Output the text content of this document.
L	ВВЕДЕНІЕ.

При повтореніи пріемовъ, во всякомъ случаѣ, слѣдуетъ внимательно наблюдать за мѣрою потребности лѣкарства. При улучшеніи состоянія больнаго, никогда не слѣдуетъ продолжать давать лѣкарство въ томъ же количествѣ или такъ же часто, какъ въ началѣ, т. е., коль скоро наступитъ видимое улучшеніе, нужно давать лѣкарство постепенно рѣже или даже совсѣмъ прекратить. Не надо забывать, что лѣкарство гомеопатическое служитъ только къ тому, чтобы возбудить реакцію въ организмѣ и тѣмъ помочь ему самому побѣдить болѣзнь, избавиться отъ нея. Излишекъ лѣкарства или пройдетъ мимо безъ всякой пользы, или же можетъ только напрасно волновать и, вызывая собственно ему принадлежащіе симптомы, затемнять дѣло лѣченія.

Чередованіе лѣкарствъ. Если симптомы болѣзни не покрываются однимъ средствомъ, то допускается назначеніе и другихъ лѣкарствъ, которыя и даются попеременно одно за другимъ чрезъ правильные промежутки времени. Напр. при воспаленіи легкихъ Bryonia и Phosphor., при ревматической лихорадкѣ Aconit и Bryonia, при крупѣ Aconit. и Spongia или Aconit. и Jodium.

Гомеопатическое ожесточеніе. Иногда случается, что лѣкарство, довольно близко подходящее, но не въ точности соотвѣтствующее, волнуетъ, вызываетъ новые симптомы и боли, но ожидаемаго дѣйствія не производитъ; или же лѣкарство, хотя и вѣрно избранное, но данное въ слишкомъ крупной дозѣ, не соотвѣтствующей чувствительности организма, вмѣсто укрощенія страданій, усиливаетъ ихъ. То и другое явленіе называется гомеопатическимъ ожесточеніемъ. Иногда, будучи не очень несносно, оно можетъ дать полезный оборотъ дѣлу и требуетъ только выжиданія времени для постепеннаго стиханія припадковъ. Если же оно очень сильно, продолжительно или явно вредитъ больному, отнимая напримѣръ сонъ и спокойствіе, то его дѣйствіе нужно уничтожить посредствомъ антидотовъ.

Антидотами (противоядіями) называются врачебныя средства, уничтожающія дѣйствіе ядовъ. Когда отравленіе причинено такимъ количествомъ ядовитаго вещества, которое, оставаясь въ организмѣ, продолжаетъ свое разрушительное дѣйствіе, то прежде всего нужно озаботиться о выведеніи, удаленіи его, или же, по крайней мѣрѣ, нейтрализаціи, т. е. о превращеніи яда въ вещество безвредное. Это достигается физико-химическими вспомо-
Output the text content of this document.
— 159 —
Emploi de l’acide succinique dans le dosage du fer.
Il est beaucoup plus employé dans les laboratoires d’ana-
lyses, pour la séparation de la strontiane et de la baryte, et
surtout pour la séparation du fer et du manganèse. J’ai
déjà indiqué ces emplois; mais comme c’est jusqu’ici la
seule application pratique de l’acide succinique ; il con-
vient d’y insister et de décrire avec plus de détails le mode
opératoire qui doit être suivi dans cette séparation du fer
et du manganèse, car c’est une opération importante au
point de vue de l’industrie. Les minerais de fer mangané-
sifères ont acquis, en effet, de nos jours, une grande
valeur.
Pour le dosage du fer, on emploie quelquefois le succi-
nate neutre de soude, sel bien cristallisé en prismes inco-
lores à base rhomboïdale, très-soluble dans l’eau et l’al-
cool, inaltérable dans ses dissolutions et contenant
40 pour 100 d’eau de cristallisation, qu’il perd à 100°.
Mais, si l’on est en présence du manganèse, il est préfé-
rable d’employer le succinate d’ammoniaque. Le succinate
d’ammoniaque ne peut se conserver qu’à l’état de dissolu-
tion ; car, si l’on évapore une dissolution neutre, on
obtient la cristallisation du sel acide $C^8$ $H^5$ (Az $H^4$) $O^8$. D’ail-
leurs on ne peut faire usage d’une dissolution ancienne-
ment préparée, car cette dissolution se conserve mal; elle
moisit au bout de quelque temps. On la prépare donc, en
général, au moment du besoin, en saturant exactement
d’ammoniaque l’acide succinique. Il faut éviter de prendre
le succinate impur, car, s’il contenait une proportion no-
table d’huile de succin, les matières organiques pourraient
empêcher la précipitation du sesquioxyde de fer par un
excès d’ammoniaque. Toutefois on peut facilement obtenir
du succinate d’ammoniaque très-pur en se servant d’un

○ ○ ○ ○ ○ ○ ○

Directive
Copy all lines from the material that contain "succinate".

The completed task
rable d’employer le succinate d’ammoniaque. Le succinate
le succinate impur, car, s’il contenait une proportion no-
du succinate d’ammoniaque très-pur en se servant d’un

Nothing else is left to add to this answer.